[Saved data entries]
_ _ _ _
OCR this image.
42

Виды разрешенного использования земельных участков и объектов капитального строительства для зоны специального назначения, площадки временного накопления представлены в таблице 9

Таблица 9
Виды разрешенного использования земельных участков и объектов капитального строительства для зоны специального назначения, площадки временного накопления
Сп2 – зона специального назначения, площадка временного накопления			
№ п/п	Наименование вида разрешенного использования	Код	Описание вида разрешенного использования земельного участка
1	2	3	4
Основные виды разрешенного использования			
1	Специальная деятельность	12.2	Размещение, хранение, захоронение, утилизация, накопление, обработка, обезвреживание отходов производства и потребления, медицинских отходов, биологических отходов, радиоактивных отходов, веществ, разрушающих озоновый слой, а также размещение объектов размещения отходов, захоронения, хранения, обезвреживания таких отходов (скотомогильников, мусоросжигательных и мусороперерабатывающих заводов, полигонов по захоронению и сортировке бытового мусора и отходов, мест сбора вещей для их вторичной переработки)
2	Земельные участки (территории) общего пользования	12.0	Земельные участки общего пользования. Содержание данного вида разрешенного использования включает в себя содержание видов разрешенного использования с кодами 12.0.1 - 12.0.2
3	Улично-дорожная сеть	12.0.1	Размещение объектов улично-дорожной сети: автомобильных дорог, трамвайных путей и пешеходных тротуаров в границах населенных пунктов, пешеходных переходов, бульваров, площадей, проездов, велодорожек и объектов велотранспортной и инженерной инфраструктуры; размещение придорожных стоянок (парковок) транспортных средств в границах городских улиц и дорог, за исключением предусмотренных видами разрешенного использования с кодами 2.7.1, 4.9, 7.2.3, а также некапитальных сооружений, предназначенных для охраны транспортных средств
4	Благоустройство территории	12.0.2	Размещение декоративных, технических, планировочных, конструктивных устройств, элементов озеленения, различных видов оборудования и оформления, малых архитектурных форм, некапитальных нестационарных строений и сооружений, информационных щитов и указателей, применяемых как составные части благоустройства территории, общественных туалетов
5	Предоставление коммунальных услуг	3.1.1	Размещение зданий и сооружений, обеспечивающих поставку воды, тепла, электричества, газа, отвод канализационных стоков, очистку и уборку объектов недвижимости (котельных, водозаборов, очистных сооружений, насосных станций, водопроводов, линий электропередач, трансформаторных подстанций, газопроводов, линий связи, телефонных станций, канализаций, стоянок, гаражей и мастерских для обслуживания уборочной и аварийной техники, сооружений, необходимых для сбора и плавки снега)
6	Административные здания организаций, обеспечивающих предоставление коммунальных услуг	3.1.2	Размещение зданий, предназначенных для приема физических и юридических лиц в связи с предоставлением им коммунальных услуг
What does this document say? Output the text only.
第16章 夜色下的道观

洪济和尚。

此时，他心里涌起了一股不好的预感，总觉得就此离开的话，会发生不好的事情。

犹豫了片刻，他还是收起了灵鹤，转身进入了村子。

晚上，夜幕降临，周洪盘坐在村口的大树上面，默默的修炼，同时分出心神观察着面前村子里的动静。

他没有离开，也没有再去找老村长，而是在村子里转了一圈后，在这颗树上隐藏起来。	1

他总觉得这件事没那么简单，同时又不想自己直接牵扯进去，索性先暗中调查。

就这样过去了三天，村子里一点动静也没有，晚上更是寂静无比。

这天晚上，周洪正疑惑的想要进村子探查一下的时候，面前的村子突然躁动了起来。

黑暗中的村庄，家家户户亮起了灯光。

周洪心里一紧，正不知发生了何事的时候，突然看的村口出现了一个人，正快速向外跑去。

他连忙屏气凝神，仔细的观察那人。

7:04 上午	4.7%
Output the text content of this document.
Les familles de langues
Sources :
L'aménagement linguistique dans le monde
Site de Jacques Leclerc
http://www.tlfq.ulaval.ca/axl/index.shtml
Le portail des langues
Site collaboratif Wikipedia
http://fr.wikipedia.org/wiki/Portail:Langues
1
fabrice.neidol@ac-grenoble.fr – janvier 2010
_ _ _ _
Where does the word "предназначенных" appear? Return each line that holds it.

3	Улично-дорожная сеть	12.0.1	Размещение объектов улично-дорожной сети: автомобильных дорог, трамвайных путей и пешеходных тротуаров в границах населенных пунктов, пешеходных переходов, бульваров, площадей, проездов, велодорожек и объектов велотранспортной и инженерной инфраструктуры; размещение придорожных стоянок (парковок) транспортных средств в границах городских улиц и дорог, за исключением предусмотренных видами разрешенного использования с кодами 2.7.1, 4.9, 7.2.3, а также некапитальных сооружений, предназначенных для охраны транспортных средств
6	Административные здания организаций, обеспечивающих предоставление коммунальных услуг	3.1.2	Размещение зданий, предназначенных для приема физических и юридических лиц в связи с предоставлением им коммунальных услуг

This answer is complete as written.